EXERCISE DATA:
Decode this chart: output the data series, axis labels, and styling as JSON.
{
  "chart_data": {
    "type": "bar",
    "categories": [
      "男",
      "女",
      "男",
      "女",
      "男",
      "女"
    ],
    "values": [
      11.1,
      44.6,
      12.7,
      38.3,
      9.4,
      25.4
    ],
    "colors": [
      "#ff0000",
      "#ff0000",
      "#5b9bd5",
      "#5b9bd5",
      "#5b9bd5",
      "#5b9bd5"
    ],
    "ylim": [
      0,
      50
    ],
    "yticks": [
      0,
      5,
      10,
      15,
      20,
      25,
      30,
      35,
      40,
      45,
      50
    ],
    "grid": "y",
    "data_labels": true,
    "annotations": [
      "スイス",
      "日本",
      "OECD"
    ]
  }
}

SHORT EXERCISE:
Write every record out again, unaltered.

EXERCISE OUTPUT:
Decode this chart: output the data series, axis labels, and styling as JSON.
{
  "chart_data": {
    "type": "bar",
    "categories": [
      "男",
      "女",
      "男",
      "女",
      "男",
      "女"
    ],
    "values": [
      11.1,
      44.6,
      12.7,
      38.3,
      9.4,
      25.4
    ],
    "colors": [
      "#ff0000",
      "#ff0000",
      "#5b9bd5",
      "#5b9bd5",
      "#5b9bd5",
      "#5b9bd5"
    ],
    "ylim": [
      0,
      50
    ],
    "yticks": [
      0,
      5,
      10,
      15,
      20,
      25,
      30,
      35,
      40,
      45,
      50
    ],
    "grid": "y",
    "data_labels": true,
    "annotations": [
      "スイス",
      "日本",
      "OECD"
    ]
  }
}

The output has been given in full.